## Exercise task
Find every line in the records below that holds the word "Copenhagen", and copy it out.
── Records to use
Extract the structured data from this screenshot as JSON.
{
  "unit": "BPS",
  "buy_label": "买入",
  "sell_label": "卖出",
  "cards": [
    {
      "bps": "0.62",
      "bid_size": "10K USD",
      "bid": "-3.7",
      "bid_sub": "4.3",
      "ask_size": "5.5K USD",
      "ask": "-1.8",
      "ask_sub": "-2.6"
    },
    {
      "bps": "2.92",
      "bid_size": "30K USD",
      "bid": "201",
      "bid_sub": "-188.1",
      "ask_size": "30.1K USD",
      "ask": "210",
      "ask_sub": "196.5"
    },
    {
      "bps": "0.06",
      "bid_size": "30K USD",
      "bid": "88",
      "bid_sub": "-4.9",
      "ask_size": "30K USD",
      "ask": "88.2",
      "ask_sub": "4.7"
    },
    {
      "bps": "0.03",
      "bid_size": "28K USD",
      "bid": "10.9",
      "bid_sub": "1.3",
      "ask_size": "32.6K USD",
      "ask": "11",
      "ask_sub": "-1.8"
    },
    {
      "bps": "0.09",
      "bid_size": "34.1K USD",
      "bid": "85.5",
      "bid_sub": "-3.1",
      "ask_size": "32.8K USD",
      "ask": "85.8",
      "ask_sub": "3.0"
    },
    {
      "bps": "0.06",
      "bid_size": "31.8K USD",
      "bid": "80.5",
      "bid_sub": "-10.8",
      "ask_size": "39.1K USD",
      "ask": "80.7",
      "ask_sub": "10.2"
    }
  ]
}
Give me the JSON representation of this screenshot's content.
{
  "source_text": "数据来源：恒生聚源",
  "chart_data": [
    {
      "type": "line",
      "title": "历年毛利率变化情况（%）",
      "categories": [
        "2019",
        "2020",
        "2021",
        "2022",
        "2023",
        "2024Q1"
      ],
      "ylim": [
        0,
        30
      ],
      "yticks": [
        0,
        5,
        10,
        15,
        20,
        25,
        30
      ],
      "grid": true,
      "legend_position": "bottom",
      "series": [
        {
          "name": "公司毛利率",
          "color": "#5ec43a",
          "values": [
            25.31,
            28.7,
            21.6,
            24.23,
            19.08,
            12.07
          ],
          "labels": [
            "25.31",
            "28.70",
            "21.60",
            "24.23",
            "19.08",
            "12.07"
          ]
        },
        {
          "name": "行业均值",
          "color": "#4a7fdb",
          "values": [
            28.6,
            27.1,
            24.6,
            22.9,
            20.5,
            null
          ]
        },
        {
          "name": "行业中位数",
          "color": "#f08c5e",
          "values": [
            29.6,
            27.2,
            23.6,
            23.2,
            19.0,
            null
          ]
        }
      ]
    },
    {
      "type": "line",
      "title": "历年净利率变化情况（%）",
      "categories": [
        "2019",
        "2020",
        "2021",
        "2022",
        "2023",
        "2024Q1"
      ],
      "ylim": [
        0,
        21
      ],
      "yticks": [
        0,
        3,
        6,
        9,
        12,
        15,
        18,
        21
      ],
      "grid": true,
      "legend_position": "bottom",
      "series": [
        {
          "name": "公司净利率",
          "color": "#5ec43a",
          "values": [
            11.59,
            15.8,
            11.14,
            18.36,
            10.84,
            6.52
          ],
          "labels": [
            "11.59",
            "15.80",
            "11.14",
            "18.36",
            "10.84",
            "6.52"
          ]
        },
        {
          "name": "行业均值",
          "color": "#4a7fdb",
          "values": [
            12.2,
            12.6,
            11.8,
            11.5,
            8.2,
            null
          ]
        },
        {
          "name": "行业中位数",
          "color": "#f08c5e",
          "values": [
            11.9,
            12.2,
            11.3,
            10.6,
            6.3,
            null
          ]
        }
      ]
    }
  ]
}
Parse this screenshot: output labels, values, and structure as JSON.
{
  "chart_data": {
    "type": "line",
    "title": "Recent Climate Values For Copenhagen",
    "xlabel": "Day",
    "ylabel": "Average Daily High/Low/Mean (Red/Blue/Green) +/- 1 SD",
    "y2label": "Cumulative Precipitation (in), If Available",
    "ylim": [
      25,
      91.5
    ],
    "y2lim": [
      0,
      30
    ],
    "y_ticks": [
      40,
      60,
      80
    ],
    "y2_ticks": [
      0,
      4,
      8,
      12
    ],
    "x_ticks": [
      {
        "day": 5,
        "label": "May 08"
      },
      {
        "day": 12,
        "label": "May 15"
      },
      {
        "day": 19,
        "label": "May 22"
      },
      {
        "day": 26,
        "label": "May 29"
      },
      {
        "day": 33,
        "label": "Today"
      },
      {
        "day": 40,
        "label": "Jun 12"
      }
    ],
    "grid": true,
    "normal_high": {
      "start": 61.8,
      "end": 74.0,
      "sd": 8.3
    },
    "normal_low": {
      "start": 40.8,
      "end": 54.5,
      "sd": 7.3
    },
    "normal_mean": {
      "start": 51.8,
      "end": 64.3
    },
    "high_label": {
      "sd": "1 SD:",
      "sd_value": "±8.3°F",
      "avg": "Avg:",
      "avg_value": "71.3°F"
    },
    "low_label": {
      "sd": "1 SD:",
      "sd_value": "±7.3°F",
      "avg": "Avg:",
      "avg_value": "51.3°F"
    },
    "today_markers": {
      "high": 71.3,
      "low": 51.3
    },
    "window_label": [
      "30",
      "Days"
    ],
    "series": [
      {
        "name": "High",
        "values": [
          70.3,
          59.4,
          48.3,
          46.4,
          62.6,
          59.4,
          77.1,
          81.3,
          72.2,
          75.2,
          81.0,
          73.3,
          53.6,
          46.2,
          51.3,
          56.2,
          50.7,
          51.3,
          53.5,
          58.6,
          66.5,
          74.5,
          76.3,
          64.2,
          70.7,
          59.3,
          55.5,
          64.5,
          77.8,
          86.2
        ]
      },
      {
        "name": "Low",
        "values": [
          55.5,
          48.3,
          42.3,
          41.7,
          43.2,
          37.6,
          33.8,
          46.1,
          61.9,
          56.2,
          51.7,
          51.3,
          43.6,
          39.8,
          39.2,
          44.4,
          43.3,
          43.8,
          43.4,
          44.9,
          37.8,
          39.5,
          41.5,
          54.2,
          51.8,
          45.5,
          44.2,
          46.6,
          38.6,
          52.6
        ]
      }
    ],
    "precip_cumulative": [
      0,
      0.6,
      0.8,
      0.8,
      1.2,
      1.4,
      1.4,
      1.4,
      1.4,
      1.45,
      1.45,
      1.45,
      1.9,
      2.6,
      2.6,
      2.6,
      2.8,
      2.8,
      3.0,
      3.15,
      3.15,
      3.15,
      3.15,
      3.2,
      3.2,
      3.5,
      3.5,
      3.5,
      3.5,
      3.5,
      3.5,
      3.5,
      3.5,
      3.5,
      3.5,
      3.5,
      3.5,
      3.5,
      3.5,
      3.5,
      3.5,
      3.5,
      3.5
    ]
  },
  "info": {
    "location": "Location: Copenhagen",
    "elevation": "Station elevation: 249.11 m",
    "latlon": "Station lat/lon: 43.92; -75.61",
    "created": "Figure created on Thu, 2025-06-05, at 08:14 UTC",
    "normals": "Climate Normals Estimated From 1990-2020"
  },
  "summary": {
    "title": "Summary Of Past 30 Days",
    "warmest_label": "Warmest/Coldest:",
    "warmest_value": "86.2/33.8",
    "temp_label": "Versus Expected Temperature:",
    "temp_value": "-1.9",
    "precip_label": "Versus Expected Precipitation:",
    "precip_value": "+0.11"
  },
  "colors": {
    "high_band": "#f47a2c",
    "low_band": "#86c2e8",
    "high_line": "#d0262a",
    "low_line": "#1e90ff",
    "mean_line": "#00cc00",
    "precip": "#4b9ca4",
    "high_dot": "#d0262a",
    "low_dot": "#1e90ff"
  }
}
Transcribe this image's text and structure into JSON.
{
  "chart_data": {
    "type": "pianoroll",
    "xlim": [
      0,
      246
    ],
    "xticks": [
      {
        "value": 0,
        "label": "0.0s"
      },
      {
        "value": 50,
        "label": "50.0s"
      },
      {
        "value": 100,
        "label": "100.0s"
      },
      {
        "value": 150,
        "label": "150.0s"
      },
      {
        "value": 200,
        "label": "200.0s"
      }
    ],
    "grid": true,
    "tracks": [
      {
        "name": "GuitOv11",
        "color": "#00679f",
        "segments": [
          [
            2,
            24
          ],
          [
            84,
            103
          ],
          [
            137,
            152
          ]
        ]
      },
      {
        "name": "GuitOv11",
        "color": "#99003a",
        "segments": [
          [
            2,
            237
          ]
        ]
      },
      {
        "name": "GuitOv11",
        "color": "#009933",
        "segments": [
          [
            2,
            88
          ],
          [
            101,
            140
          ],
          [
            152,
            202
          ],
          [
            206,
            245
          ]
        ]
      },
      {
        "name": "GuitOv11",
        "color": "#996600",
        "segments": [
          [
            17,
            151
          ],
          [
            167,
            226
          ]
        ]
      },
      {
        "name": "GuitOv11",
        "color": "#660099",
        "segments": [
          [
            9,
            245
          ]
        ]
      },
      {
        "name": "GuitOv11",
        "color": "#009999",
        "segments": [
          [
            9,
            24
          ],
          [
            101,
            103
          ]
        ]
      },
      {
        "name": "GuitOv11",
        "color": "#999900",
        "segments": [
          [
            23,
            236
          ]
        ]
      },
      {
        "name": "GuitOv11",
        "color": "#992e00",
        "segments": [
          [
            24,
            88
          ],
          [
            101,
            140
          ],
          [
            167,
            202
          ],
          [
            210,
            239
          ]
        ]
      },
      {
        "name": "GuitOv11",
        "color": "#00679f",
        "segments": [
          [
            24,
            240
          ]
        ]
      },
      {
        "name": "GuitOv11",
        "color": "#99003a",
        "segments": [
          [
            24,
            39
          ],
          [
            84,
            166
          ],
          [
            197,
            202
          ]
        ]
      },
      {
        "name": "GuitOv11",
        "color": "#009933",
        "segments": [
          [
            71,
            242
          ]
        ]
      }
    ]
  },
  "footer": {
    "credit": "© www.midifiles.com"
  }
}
────
## Written response
    "title": "Recent Climate Values For Copenhagen",
    "location": "Location: Copenhagen",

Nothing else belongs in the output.